--- START DATASET RECORDS ---

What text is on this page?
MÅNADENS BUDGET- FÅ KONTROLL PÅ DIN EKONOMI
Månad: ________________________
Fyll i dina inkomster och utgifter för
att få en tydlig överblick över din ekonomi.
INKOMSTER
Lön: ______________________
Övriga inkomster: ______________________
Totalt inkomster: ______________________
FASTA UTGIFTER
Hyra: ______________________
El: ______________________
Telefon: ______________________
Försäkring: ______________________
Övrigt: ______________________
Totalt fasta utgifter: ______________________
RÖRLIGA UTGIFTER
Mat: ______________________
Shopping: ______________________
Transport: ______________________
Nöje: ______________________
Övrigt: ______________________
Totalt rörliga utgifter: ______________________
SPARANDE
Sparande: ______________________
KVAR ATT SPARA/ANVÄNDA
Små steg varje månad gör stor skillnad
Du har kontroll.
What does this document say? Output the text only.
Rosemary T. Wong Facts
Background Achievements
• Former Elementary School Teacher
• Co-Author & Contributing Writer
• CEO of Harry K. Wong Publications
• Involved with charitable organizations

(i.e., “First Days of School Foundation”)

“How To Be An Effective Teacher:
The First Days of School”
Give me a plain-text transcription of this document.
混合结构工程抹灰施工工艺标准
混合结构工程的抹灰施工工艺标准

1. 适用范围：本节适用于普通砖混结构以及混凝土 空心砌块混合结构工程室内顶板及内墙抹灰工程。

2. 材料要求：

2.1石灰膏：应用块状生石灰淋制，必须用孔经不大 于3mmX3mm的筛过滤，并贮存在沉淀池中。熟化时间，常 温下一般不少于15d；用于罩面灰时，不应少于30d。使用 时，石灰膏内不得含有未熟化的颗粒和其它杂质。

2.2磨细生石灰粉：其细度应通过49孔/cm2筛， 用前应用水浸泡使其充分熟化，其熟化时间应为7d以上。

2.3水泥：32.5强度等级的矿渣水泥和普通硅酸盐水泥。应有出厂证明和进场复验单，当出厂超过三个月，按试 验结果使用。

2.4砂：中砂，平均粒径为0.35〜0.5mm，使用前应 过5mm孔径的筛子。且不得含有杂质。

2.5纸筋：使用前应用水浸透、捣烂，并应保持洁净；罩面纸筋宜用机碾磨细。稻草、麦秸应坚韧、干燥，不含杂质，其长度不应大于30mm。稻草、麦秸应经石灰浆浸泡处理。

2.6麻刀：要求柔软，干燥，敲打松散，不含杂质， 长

--- END DATASET RECORDS ---

List every line above that holds the word "School".

* _EXERCISE ANSWER_:
• Former Elementary School Teacher
(i.e., “First Days of School Foundation”)
The First Days of School”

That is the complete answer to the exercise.